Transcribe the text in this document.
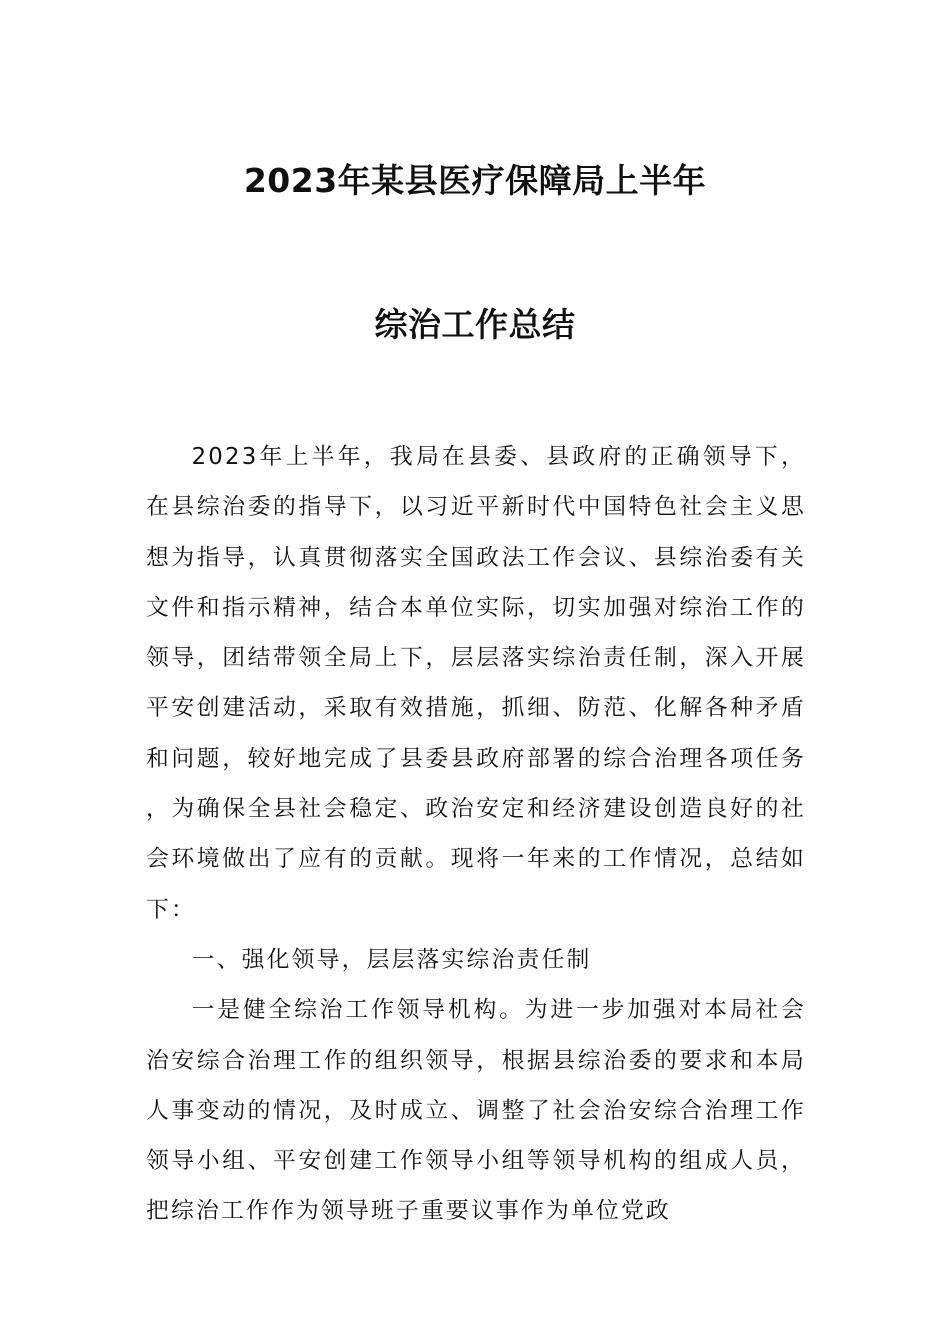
2023年某县医疗保障局上半年
综治工作总结

2023年上半年，我局在县委、县政府的正确领导下，在县综治委的指导下，以习近平新时代中国特色社会主义思想为指导，认真贯彻落实全国政法工作会议、县综治委有关文件和指示精神，结合本单位实际，切实加强对综治工作的领导，团结带领全局上下，层层落实综治责任制，深入开展平安创建活动，采取有效措施，抓细、防范、化解各种矛盾和问题，较好地完成了县委县政府部署的综合治理各项任务，为确保全县社会稳定、政治安定和经济建设创造良好的社会环境做出了应有的贡献。现将一年来的工作情况，总结如下：

一、强化领导，层层落实综治责任制

一是健全综治工作领导机构。为进一步加强对本局社会治安综合治理工作的组织领导，根据县综治委的要求和本局人事变动的情况，及时成立、调整了社会治安综合治理工作领导小组、平安创建工作领导小组等领导机构的组成人员，把综治工作作为领导班子重要议事作为单位党政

════════════════

- _Aim of the task_: Each record above must be returned exactly as written, with its pictures omitted.

- _Response to the task_:
Transcribe the text in this document.
2023年某县医疗保障局上半年
综治工作总结

2023年上半年，我局在县委、县政府的正确领导下，在县综治委的指导下，以习近平新时代中国特色社会主义思想为指导，认真贯彻落实全国政法工作会议、县综治委有关文件和指示精神，结合本单位实际，切实加强对综治工作的领导，团结带领全局上下，层层落实综治责任制，深入开展平安创建活动，采取有效措施，抓细、防范、化解各种矛盾和问题，较好地完成了县委县政府部署的综合治理各项任务，为确保全县社会稳定、政治安定和经济建设创造良好的社会环境做出了应有的贡献。现将一年来的工作情况，总结如下：

一、强化领导，层层落实综治责任制

一是健全综治工作领导机构。为进一步加强对本局社会治安综合治理工作的组织领导，根据县综治委的要求和本局人事变动的情况，及时成立、调整了社会治安综合治理工作领导小组、平安创建工作领导小组等领导机构的组成人员，把综治工作作为领导班子重要议事作为单位党政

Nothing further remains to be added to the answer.